■ **GOAL OF THE EXERCISE**
Extract the complete data exactly as given.

··········

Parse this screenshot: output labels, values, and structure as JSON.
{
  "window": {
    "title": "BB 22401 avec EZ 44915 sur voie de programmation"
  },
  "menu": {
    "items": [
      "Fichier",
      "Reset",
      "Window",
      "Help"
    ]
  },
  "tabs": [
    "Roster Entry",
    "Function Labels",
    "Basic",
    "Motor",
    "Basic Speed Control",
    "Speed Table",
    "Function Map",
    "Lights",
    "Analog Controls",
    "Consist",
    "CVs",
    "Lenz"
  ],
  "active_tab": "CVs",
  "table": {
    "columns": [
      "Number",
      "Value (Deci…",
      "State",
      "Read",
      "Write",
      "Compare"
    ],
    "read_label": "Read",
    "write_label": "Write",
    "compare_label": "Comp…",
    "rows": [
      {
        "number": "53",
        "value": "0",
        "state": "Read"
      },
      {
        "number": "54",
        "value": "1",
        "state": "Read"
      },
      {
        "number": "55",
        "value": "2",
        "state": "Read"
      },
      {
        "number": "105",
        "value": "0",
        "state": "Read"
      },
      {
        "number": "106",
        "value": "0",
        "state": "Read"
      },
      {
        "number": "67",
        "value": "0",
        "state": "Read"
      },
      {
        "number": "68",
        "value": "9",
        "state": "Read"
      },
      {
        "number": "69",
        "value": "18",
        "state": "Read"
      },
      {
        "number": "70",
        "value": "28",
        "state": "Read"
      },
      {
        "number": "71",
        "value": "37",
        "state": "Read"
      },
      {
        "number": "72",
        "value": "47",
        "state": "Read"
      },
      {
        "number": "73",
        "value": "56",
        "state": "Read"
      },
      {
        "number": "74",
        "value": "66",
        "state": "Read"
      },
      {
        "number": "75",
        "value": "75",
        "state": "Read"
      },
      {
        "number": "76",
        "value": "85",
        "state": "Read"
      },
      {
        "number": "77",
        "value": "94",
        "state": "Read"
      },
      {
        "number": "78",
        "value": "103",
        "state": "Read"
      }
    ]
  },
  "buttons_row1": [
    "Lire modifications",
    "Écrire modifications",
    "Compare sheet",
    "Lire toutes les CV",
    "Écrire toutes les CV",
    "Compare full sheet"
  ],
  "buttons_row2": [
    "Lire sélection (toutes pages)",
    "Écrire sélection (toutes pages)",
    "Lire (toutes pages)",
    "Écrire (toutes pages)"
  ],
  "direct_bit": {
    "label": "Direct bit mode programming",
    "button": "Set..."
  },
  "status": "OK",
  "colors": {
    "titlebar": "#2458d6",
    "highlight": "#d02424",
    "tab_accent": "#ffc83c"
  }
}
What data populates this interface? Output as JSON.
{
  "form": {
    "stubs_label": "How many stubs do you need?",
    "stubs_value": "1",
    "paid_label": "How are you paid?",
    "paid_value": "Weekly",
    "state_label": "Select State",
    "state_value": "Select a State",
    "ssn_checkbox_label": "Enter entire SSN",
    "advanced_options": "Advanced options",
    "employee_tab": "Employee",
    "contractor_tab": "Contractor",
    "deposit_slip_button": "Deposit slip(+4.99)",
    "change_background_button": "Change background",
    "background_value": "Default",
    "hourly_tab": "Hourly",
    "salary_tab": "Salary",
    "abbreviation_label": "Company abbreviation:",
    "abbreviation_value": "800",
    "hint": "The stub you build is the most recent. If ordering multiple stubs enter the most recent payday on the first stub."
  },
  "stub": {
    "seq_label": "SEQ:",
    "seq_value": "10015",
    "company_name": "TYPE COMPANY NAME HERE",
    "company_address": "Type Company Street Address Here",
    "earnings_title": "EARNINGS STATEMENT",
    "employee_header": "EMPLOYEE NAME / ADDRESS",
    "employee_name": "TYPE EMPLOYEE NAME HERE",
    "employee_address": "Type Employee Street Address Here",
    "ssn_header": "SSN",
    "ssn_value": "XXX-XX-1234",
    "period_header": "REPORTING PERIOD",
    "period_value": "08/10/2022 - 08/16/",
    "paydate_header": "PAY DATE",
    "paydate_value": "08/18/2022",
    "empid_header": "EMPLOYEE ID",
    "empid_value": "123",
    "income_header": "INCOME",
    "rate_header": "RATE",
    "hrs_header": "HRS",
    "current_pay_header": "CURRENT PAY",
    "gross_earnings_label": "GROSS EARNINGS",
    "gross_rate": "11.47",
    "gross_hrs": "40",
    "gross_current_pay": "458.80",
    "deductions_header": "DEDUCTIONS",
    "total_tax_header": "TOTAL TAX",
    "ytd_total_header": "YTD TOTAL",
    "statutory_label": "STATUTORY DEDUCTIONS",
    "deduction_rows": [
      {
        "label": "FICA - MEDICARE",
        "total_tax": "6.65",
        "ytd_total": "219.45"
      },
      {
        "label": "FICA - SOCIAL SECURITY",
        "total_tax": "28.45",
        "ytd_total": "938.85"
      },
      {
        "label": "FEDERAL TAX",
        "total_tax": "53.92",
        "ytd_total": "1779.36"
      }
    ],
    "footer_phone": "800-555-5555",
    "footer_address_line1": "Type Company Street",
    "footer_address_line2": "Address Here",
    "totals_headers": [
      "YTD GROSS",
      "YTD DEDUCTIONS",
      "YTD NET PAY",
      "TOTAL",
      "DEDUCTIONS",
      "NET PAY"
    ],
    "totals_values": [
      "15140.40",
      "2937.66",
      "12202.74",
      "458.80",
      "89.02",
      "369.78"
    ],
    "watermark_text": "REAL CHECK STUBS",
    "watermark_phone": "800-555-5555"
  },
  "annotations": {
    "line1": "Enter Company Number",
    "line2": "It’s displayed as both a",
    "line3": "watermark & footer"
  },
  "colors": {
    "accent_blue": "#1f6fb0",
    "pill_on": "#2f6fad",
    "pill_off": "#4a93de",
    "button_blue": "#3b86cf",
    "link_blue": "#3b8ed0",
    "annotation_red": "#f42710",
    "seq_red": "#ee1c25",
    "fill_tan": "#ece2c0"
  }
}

··········

■ **WRITTEN ANSWER**
Parse this screenshot: output labels, values, and structure as JSON.
{
  "window": {
    "title": "BB 22401 avec EZ 44915 sur voie de programmation"
  },
  "menu": {
    "items": [
      "Fichier",
      "Reset",
      "Window",
      "Help"
    ]
  },
  "tabs": [
    "Roster Entry",
    "Function Labels",
    "Basic",
    "Motor",
    "Basic Speed Control",
    "Speed Table",
    "Function Map",
    "Lights",
    "Analog Controls",
    "Consist",
    "CVs",
    "Lenz"
  ],
  "active_tab": "CVs",
  "table": {
    "columns": [
      "Number",
      "Value (Deci…",
      "State",
      "Read",
      "Write",
      "Compare"
    ],
    "read_label": "Read",
    "write_label": "Write",
    "compare_label": "Comp…",
    "rows": [
      {
        "number": "53",
        "value": "0",
        "state": "Read"
      },
      {
        "number": "54",
        "value": "1",
        "state": "Read"
      },
      {
        "number": "55",
        "value": "2",
        "state": "Read"
      },
      {
        "number": "105",
        "value": "0",
        "state": "Read"
      },
      {
        "number": "106",
        "value": "0",
        "state": "Read"
      },
      {
        "number": "67",
        "value": "0",
        "state": "Read"
      },
      {
        "number": "68",
        "value": "9",
        "state": "Read"
      },
      {
        "number": "69",
        "value": "18",
        "state": "Read"
      },
      {
        "number": "70",
        "value": "28",
        "state": "Read"
      },
      {
        "number": "71",
        "value": "37",
        "state": "Read"
      },
      {
        "number": "72",
        "value": "47",
        "state": "Read"
      },
      {
        "number": "73",
        "value": "56",
        "state": "Read"
      },
      {
        "number": "74",
        "value": "66",
        "state": "Read"
      },
      {
        "number": "75",
        "value": "75",
        "state": "Read"
      },
      {
        "number": "76",
        "value": "85",
        "state": "Read"
      },
      {
        "number": "77",
        "value": "94",
        "state": "Read"
      },
      {
        "number": "78",
        "value": "103",
        "state": "Read"
      }
    ]
  },
  "buttons_row1": [
    "Lire modifications",
    "Écrire modifications",
    "Compare sheet",
    "Lire toutes les CV",
    "Écrire toutes les CV",
    "Compare full sheet"
  ],
  "buttons_row2": [
    "Lire sélection (toutes pages)",
    "Écrire sélection (toutes pages)",
    "Lire (toutes pages)",
    "Écrire (toutes pages)"
  ],
  "direct_bit": {
    "label": "Direct bit mode programming",
    "button": "Set..."
  },
  "status": "OK",
  "colors": {
    "titlebar": "#2458d6",
    "highlight": "#d02424",
    "tab_accent": "#ffc83c"
  }
}
What data populates this interface? Output as JSON.
{
  "form": {
    "stubs_label": "How many stubs do you need?",
    "stubs_value": "1",
    "paid_label": "How are you paid?",
    "paid_value": "Weekly",
    "state_label": "Select State",
    "state_value": "Select a State",
    "ssn_checkbox_label": "Enter entire SSN",
    "advanced_options": "Advanced options",
    "employee_tab": "Employee",
    "contractor_tab": "Contractor",
    "deposit_slip_button": "Deposit slip(+4.99)",
    "change_background_button": "Change background",
    "background_value": "Default",
    "hourly_tab": "Hourly",
    "salary_tab": "Salary",
    "abbreviation_label": "Company abbreviation:",
    "abbreviation_value": "800",
    "hint": "The stub you build is the most recent. If ordering multiple stubs enter the most recent payday on the first stub."
  },
  "stub": {
    "seq_label": "SEQ:",
    "seq_value": "10015",
    "company_name": "TYPE COMPANY NAME HERE",
    "company_address": "Type Company Street Address Here",
    "earnings_title": "EARNINGS STATEMENT",
    "employee_header": "EMPLOYEE NAME / ADDRESS",
    "employee_name": "TYPE EMPLOYEE NAME HERE",
    "employee_address": "Type Employee Street Address Here",
    "ssn_header": "SSN",
    "ssn_value": "XXX-XX-1234",
    "period_header": "REPORTING PERIOD",
    "period_value": "08/10/2022 - 08/16/",
    "paydate_header": "PAY DATE",
    "paydate_value": "08/18/2022",
    "empid_header": "EMPLOYEE ID",
    "empid_value": "123",
    "income_header": "INCOME",
    "rate_header": "RATE",
    "hrs_header": "HRS",
    "current_pay_header": "CURRENT PAY",
    "gross_earnings_label": "GROSS EARNINGS",
    "gross_rate": "11.47",
    "gross_hrs": "40",
    "gross_current_pay": "458.80",
    "deductions_header": "DEDUCTIONS",
    "total_tax_header": "TOTAL TAX",
    "ytd_total_header": "YTD TOTAL",
    "statutory_label": "STATUTORY DEDUCTIONS",
    "deduction_rows": [
      {
        "label": "FICA - MEDICARE",
        "total_tax": "6.65",
        "ytd_total": "219.45"
      },
      {
        "label": "FICA - SOCIAL SECURITY",
        "total_tax": "28.45",
        "ytd_total": "938.85"
      },
      {
        "label": "FEDERAL TAX",
        "total_tax": "53.92",
        "ytd_total": "1779.36"
      }
    ],
    "footer_phone": "800-555-5555",
    "footer_address_line1": "Type Company Street",
    "footer_address_line2": "Address Here",
    "totals_headers": [
      "YTD GROSS",
      "YTD DEDUCTIONS",
      "YTD NET PAY",
      "TOTAL",
      "DEDUCTIONS",
      "NET PAY"
    ],
    "totals_values": [
      "15140.40",
      "2937.66",
      "12202.74",
      "458.80",
      "89.02",
      "369.78"
    ],
    "watermark_text": "REAL CHECK STUBS",
    "watermark_phone": "800-555-5555"
  },
  "annotations": {
    "line1": "Enter Company Number",
    "line2": "It’s displayed as both a",
    "line3": "watermark & footer"
  },
  "colors": {
    "accent_blue": "#1f6fb0",
    "pill_on": "#2f6fad",
    "pill_off": "#4a93de",
    "button_blue": "#3b86cf",
    "link_blue": "#3b8ed0",
    "annotation_red": "#f42710",
    "seq_red": "#ee1c25",
    "fill_tan": "#ece2c0"
  }
}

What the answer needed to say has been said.